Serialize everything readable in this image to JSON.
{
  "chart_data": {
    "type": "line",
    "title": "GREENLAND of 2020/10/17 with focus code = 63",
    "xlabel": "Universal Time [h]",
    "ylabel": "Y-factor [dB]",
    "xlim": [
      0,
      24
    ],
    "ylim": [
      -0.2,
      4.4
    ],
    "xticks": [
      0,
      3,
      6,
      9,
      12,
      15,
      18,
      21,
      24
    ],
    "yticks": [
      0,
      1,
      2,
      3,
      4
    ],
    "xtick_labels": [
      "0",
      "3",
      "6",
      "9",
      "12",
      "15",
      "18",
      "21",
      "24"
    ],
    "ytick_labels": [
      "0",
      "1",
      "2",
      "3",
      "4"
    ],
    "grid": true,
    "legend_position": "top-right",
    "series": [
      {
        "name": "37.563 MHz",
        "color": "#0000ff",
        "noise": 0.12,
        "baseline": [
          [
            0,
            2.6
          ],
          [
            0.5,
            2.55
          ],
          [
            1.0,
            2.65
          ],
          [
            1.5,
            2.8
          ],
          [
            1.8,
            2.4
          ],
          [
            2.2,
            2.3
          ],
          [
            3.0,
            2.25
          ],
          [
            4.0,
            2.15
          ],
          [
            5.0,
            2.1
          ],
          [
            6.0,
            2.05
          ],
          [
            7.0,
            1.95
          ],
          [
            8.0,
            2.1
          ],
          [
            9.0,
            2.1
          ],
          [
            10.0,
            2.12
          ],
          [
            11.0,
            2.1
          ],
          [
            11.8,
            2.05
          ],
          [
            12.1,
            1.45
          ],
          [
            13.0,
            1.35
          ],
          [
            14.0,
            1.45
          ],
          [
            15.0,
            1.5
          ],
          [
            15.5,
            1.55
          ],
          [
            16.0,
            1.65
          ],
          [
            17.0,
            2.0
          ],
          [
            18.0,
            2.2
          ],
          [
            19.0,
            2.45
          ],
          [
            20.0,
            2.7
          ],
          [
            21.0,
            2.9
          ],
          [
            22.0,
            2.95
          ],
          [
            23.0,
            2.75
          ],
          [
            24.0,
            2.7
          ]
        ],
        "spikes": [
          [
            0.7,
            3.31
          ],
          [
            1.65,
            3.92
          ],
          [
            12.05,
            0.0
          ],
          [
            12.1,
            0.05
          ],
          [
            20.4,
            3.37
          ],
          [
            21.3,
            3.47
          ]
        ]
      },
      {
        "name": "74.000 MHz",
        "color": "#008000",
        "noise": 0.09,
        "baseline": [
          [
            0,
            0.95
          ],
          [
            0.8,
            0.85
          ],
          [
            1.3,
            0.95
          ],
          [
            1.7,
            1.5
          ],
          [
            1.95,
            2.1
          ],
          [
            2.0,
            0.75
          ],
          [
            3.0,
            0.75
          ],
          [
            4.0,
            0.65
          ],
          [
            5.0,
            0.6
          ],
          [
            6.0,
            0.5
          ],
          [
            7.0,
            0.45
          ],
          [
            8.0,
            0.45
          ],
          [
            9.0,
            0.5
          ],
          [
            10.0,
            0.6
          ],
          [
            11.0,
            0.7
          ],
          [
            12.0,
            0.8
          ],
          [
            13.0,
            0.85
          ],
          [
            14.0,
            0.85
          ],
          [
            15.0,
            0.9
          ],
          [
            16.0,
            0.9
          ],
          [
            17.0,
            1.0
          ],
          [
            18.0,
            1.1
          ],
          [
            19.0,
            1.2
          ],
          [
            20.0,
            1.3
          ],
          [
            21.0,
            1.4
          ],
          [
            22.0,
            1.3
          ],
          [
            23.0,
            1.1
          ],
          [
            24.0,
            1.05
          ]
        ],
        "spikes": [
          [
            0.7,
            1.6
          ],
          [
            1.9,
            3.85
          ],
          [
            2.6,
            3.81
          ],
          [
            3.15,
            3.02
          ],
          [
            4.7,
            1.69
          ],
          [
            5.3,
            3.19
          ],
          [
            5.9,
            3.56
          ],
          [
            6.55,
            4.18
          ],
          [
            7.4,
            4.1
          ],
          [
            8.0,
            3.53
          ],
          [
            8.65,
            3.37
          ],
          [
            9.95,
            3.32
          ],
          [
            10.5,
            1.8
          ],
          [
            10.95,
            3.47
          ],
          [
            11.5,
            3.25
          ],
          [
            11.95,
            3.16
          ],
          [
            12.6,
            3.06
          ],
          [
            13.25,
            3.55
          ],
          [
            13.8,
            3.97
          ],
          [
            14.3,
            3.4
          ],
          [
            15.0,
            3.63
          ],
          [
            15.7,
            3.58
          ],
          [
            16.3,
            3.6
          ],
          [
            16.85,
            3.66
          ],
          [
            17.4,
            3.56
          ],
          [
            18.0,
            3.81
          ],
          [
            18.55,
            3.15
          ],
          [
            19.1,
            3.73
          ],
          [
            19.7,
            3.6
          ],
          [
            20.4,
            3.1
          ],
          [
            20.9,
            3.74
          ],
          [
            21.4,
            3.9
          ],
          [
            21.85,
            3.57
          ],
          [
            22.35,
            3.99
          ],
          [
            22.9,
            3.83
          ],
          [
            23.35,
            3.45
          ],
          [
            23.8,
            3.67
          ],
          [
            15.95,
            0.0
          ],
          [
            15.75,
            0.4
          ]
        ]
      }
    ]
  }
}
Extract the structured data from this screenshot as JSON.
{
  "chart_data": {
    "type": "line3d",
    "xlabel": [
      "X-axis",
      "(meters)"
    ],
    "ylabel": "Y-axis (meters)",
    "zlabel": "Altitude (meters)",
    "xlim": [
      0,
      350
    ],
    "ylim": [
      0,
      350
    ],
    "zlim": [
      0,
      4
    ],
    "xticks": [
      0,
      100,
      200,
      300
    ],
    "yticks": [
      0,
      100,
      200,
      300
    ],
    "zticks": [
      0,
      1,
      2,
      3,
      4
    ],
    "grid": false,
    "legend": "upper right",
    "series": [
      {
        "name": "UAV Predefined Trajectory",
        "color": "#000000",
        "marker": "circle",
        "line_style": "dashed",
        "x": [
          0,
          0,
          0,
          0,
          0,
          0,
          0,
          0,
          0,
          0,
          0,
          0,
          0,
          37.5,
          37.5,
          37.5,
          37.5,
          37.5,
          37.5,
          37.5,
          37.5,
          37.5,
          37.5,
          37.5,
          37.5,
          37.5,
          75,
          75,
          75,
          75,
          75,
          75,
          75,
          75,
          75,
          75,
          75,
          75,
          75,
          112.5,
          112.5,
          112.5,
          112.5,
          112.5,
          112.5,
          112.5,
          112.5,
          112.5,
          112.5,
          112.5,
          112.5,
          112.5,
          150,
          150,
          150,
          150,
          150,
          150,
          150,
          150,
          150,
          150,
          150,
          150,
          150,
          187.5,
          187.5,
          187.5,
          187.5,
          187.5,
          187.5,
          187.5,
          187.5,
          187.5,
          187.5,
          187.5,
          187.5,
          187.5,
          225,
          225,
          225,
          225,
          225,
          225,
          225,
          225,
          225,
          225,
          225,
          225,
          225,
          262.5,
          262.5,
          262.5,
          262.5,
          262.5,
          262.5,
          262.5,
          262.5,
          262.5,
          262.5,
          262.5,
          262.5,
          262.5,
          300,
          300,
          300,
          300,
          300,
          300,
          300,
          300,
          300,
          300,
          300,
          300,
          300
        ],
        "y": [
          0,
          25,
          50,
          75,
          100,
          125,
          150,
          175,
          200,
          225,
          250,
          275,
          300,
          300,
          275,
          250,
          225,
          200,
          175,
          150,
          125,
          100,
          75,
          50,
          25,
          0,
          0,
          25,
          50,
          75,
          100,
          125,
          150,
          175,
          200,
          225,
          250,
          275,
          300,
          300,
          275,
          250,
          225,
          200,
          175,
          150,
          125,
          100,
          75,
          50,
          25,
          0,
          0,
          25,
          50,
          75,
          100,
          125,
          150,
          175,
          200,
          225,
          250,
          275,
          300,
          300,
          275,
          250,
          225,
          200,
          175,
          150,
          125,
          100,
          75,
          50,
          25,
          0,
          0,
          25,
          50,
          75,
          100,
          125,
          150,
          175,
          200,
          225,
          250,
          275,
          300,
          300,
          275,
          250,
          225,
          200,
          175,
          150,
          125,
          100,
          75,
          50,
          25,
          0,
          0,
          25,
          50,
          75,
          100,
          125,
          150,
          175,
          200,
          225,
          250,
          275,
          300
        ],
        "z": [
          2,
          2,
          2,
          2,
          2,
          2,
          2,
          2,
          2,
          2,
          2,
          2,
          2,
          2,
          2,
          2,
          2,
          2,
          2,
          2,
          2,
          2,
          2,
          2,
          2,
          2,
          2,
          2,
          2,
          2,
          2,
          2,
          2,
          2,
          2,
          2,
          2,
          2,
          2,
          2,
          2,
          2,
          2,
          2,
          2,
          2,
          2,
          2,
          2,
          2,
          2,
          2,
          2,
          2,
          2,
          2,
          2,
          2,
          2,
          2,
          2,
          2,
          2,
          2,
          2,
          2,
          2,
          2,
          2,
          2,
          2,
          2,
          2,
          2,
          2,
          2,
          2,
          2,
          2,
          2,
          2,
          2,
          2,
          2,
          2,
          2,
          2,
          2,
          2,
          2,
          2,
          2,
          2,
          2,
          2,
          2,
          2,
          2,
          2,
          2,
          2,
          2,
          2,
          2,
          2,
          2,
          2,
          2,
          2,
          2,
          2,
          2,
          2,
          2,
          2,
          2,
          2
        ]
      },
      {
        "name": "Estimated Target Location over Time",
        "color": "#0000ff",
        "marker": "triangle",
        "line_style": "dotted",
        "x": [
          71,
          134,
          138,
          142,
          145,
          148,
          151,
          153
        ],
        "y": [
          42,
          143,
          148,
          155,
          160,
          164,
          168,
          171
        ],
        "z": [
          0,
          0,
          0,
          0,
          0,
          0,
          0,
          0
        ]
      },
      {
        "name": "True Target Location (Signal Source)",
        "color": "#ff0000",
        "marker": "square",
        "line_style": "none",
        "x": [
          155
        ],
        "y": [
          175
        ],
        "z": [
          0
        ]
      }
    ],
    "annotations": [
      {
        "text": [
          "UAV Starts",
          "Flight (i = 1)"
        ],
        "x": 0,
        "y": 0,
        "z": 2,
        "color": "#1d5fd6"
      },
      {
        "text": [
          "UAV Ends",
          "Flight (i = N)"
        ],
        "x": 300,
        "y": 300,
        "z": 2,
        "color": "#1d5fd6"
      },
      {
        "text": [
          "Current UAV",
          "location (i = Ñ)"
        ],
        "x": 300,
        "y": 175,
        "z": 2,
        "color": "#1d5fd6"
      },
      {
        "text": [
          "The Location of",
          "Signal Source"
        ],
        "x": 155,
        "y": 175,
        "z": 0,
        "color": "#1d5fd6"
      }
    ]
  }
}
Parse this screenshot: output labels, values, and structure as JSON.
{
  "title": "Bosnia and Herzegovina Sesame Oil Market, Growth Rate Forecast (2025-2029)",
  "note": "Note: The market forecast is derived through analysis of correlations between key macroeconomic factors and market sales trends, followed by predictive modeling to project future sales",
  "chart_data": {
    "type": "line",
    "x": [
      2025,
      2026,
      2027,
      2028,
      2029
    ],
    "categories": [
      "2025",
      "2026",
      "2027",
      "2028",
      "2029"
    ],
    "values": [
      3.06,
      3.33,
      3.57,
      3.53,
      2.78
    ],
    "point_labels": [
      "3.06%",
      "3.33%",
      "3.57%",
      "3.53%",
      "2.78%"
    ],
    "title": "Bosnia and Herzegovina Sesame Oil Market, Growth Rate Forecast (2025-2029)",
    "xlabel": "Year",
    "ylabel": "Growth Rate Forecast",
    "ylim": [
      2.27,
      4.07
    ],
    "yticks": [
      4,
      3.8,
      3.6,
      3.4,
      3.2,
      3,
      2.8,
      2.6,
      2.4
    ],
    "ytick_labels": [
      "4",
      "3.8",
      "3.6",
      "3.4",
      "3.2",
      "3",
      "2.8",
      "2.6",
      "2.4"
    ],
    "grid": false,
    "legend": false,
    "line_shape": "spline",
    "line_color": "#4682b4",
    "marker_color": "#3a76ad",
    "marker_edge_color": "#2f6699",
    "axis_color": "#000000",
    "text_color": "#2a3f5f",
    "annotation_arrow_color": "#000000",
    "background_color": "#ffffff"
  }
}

★ ★ ★ ★ ★

Written exercise
Find each line holding "screenshot". Copy it out.

Problem solution
Extract the structured data from this screenshot as JSON.
Parse this screenshot: output labels, values, and structure as JSON.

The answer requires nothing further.